* Problem requirements
Copy each line exactly. Drop every picture.

Data entries for graphics
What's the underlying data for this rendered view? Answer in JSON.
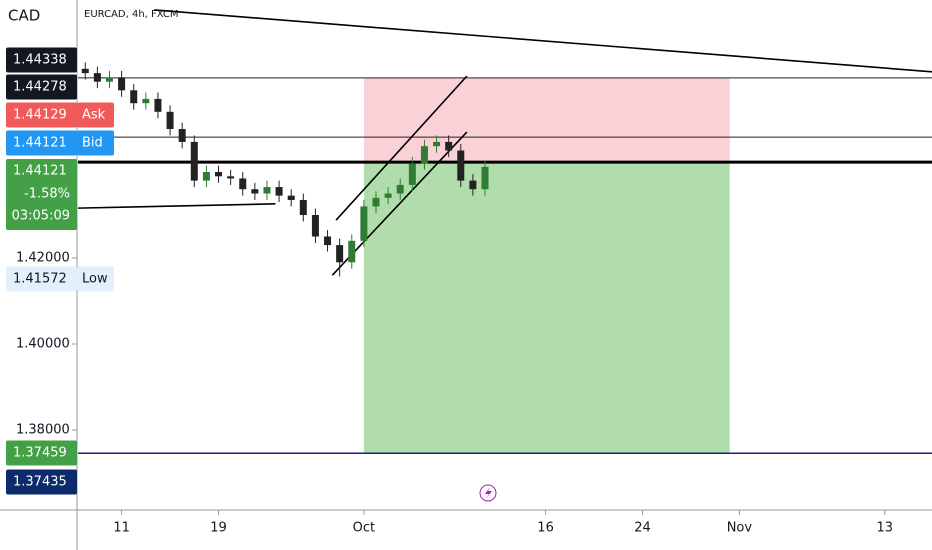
{
  "chart_data": {
    "type": "candlestick",
    "title": "EURCAD, 4h, FXCM",
    "currency": "CAD",
    "x": [
      7,
      8,
      9,
      10,
      11,
      12,
      13,
      14,
      15,
      16,
      17,
      18,
      19,
      20,
      21,
      22,
      23,
      24,
      25,
      26,
      27,
      28,
      29,
      30,
      31,
      32,
      33,
      34,
      35,
      36,
      37,
      38,
      39,
      40
    ],
    "open": [
      1.464,
      1.463,
      1.461,
      1.462,
      1.459,
      1.456,
      1.457,
      1.454,
      1.45,
      1.447,
      1.438,
      1.44,
      1.439,
      1.4385,
      1.436,
      1.435,
      1.4365,
      1.4345,
      1.4335,
      1.43,
      1.425,
      1.423,
      1.419,
      1.424,
      1.432,
      1.434,
      1.435,
      1.437,
      1.442,
      1.446,
      1.447,
      1.445,
      1.438,
      1.436
    ],
    "high": [
      1.4655,
      1.4645,
      1.4635,
      1.4635,
      1.4605,
      1.4585,
      1.4585,
      1.4555,
      1.4515,
      1.4485,
      1.4415,
      1.4415,
      1.4405,
      1.44,
      1.4375,
      1.438,
      1.438,
      1.436,
      1.435,
      1.4315,
      1.4265,
      1.4245,
      1.4255,
      1.4335,
      1.4355,
      1.4365,
      1.4385,
      1.4435,
      1.4475,
      1.4485,
      1.4485,
      1.4465,
      1.4395,
      1.4427
    ],
    "low": [
      1.4615,
      1.4595,
      1.4595,
      1.4575,
      1.4545,
      1.4545,
      1.4525,
      1.4485,
      1.4455,
      1.4365,
      1.4365,
      1.4375,
      1.437,
      1.4345,
      1.4335,
      1.4335,
      1.433,
      1.432,
      1.4285,
      1.4235,
      1.4215,
      1.41572,
      1.4175,
      1.4225,
      1.4305,
      1.4325,
      1.4335,
      1.4355,
      1.4405,
      1.4445,
      1.4435,
      1.4365,
      1.4345,
      1.4345
    ],
    "close": [
      1.463,
      1.461,
      1.462,
      1.459,
      1.456,
      1.457,
      1.454,
      1.45,
      1.447,
      1.438,
      1.44,
      1.439,
      1.4385,
      1.436,
      1.435,
      1.4365,
      1.4345,
      1.4335,
      1.43,
      1.425,
      1.423,
      1.419,
      1.424,
      1.432,
      1.434,
      1.435,
      1.437,
      1.442,
      1.446,
      1.447,
      1.445,
      1.438,
      1.436,
      1.4412
    ],
    "up_color": "#2e7d32",
    "down_color": "#222222",
    "xlim": [
      6.4,
      76.9
    ],
    "ylim": [
      1.3614,
      1.48
    ],
    "xticks": [
      {
        "value": 10,
        "label": "11"
      },
      {
        "value": 18,
        "label": "19"
      },
      {
        "value": 30,
        "label": "Oct"
      },
      {
        "value": 45,
        "label": "16"
      },
      {
        "value": 53,
        "label": "24"
      },
      {
        "value": 61,
        "label": "Nov"
      },
      {
        "value": 73,
        "label": "13"
      }
    ],
    "yticks": [
      {
        "value": 1.38,
        "label": "1.38000"
      },
      {
        "value": 1.4,
        "label": "1.40000"
      },
      {
        "value": 1.42,
        "label": "1.42000"
      }
    ],
    "levels": [
      {
        "price": 1.4619,
        "color": "#222222",
        "width": 1
      },
      {
        "price": 1.4481,
        "color": "#222222",
        "width": 1
      },
      {
        "price": 1.4423,
        "color": "#000000",
        "width": 3
      },
      {
        "price": 1.37459,
        "color": "#1a237e",
        "width": 1.5
      }
    ],
    "trendlines": [
      [
        [
          12.7,
          1.4777
        ],
        [
          76.9,
          1.4633
        ]
      ],
      [
        [
          6.4,
          1.4316
        ],
        [
          22.7,
          1.4326
        ]
      ],
      [
        [
          27.7,
          1.4288
        ],
        [
          38.5,
          1.4623
        ]
      ],
      [
        [
          27.4,
          1.416
        ],
        [
          38.5,
          1.4493
        ]
      ]
    ],
    "position": {
      "x0": 30,
      "x1": 60.2,
      "entry": 1.4421,
      "stop": 1.4619,
      "target": 1.37459
    },
    "price_tags": [
      {
        "label": "1.44338",
        "color": "#131722"
      },
      {
        "label": "1.44278",
        "color": "#131722"
      },
      {
        "label": "1.44129",
        "text": "Ask",
        "color": "#f05a5a"
      },
      {
        "label": "1.44121",
        "text": "Bid",
        "color": "#2196f3"
      },
      {
        "label": "1.44121",
        "sub": [
          "-1.58%",
          "03:05:09"
        ],
        "color": "#43a047"
      },
      {
        "label": "1.41572",
        "text": "Low",
        "color": "#e3f0fb",
        "ink": "#131722"
      },
      {
        "label": "1.37459",
        "color": "#43a047"
      },
      {
        "label": "1.37435",
        "color": "#0d2a6b"
      }
    ]
  }
}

* Result below
What's the underlying data for this rendered view? Answer in JSON.
{
  "chart_data": {
    "type": "candlestick",
    "title": "EURCAD, 4h, FXCM",
    "currency": "CAD",
    "x": [
      7,
      8,
      9,
      10,
      11,
      12,
      13,
      14,
      15,
      16,
      17,
      18,
      19,
      20,
      21,
      22,
      23,
      24,
      25,
      26,
      27,
      28,
      29,
      30,
      31,
      32,
      33,
      34,
      35,
      36,
      37,
      38,
      39,
      40
    ],
    "open": [
      1.464,
      1.463,
      1.461,
      1.462,
      1.459,
      1.456,
      1.457,
      1.454,
      1.45,
      1.447,
      1.438,
      1.44,
      1.439,
      1.4385,
      1.436,
      1.435,
      1.4365,
      1.4345,
      1.4335,
      1.43,
      1.425,
      1.423,
      1.419,
      1.424,
      1.432,
      1.434,
      1.435,
      1.437,
      1.442,
      1.446,
      1.447,
      1.445,
      1.438,
      1.436
    ],
    "high": [
      1.4655,
      1.4645,
      1.4635,
      1.4635,
      1.4605,
      1.4585,
      1.4585,
      1.4555,
      1.4515,
      1.4485,
      1.4415,
      1.4415,
      1.4405,
      1.44,
      1.4375,
      1.438,
      1.438,
      1.436,
      1.435,
      1.4315,
      1.4265,
      1.4245,
      1.4255,
      1.4335,
      1.4355,
      1.4365,
      1.4385,
      1.4435,
      1.4475,
      1.4485,
      1.4485,
      1.4465,
      1.4395,
      1.4427
    ],
    "low": [
      1.4615,
      1.4595,
      1.4595,
      1.4575,
      1.4545,
      1.4545,
      1.4525,
      1.4485,
      1.4455,
      1.4365,
      1.4365,
      1.4375,
      1.437,
      1.4345,
      1.4335,
      1.4335,
      1.433,
      1.432,
      1.4285,
      1.4235,
      1.4215,
      1.41572,
      1.4175,
      1.4225,
      1.4305,
      1.4325,
      1.4335,
      1.4355,
      1.4405,
      1.4445,
      1.4435,
      1.4365,
      1.4345,
      1.4345
    ],
    "close": [
      1.463,
      1.461,
      1.462,
      1.459,
      1.456,
      1.457,
      1.454,
      1.45,
      1.447,
      1.438,
      1.44,
      1.439,
      1.4385,
      1.436,
      1.435,
      1.4365,
      1.4345,
      1.4335,
      1.43,
      1.425,
      1.423,
      1.419,
      1.424,
      1.432,
      1.434,
      1.435,
      1.437,
      1.442,
      1.446,
      1.447,
      1.445,
      1.438,
      1.436,
      1.4412
    ],
    "up_color": "#2e7d32",
    "down_color": "#222222",
    "xlim": [
      6.4,
      76.9
    ],
    "ylim": [
      1.3614,
      1.48
    ],
    "xticks": [
      {
        "value": 10,
        "label": "11"
      },
      {
        "value": 18,
        "label": "19"
      },
      {
        "value": 30,
        "label": "Oct"
      },
      {
        "value": 45,
        "label": "16"
      },
      {
        "value": 53,
        "label": "24"
      },
      {
        "value": 61,
        "label": "Nov"
      },
      {
        "value": 73,
        "label": "13"
      }
    ],
    "yticks": [
      {
        "value": 1.38,
        "label": "1.38000"
      },
      {
        "value": 1.4,
        "label": "1.40000"
      },
      {
        "value": 1.42,
        "label": "1.42000"
      }
    ],
    "levels": [
      {
        "price": 1.4619,
        "color": "#222222",
        "width": 1
      },
      {
        "price": 1.4481,
        "color": "#222222",
        "width": 1
      },
      {
        "price": 1.4423,
        "color": "#000000",
        "width": 3
      },
      {
        "price": 1.37459,
        "color": "#1a237e",
        "width": 1.5
      }
    ],
    "trendlines": [
      [
        [
          12.7,
          1.4777
        ],
        [
          76.9,
          1.4633
        ]
      ],
      [
        [
          6.4,
          1.4316
        ],
        [
          22.7,
          1.4326
        ]
      ],
      [
        [
          27.7,
          1.4288
        ],
        [
          38.5,
          1.4623
        ]
      ],
      [
        [
          27.4,
          1.416
        ],
        [
          38.5,
          1.4493
        ]
      ]
    ],
    "position": {
      "x0": 30,
      "x1": 60.2,
      "entry": 1.4421,
      "stop": 1.4619,
      "target": 1.37459
    },
    "price_tags": [
      {
        "label": "1.44338",
        "color": "#131722"
      },
      {
        "label": "1.44278",
        "color": "#131722"
      },
      {
        "label": "1.44129",
        "text": "Ask",
        "color": "#f05a5a"
      },
      {
        "label": "1.44121",
        "text": "Bid",
        "color": "#2196f3"
      },
      {
        "label": "1.44121",
        "sub": [
          "-1.58%",
          "03:05:09"
        ],
        "color": "#43a047"
      },
      {
        "label": "1.41572",
        "text": "Low",
        "color": "#e3f0fb",
        "ink": "#131722"
      },
      {
        "label": "1.37459",
        "color": "#43a047"
      },
      {
        "label": "1.37435",
        "color": "#0d2a6b"
      }
    ]
  }
}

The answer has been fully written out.